[WHAT IS ASKED]
Collect every line that includes the string "purple".

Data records

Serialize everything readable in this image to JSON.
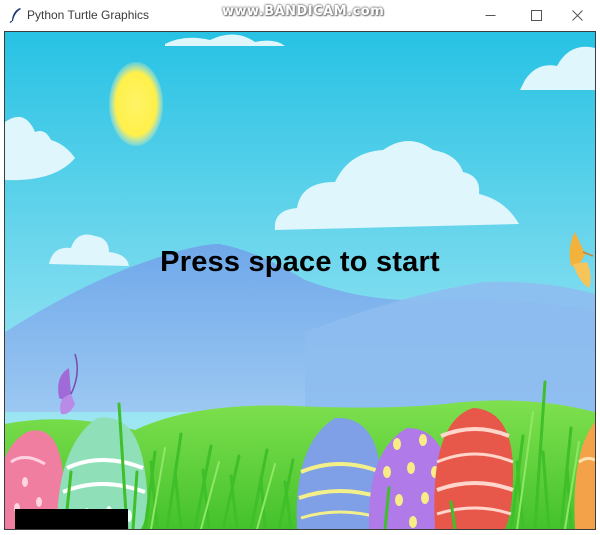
{
  "window": {
    "title": "Python Turtle Graphics",
    "watermark": "www.BANDICAM.com",
    "controls": [
      "minimize",
      "maximize",
      "close"
    ]
  },
  "game": {
    "message": "Press space to start",
    "background": {
      "sky_top": "#2fc6e6",
      "sky_bottom": "#a6ecf6",
      "sun": "#fff266",
      "mountain": "#7fb0ea",
      "hill": "#66d84a",
      "grass": "#3fbf2a"
    },
    "eggs": [
      {
        "name": "pink-egg",
        "color": "#f07ea0"
      },
      {
        "name": "mint-egg",
        "color": "#8fe0b8"
      },
      {
        "name": "blue-egg",
        "color": "#7f9fe6"
      },
      {
        "name": "purple-egg",
        "color": "#b07be8"
      },
      {
        "name": "red-egg",
        "color": "#e8584a"
      },
      {
        "name": "orange-egg",
        "color": "#f4a24a"
      }
    ],
    "butterflies": [
      {
        "name": "purple-butterfly-icon",
        "color": "#a06ad8"
      },
      {
        "name": "orange-butterfly-icon",
        "color": "#f2b23c"
      }
    ]
  }
}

[OUTPUT OF THE EXERCISE]
        "name": "purple-egg",
        "name": "purple-butterfly-icon",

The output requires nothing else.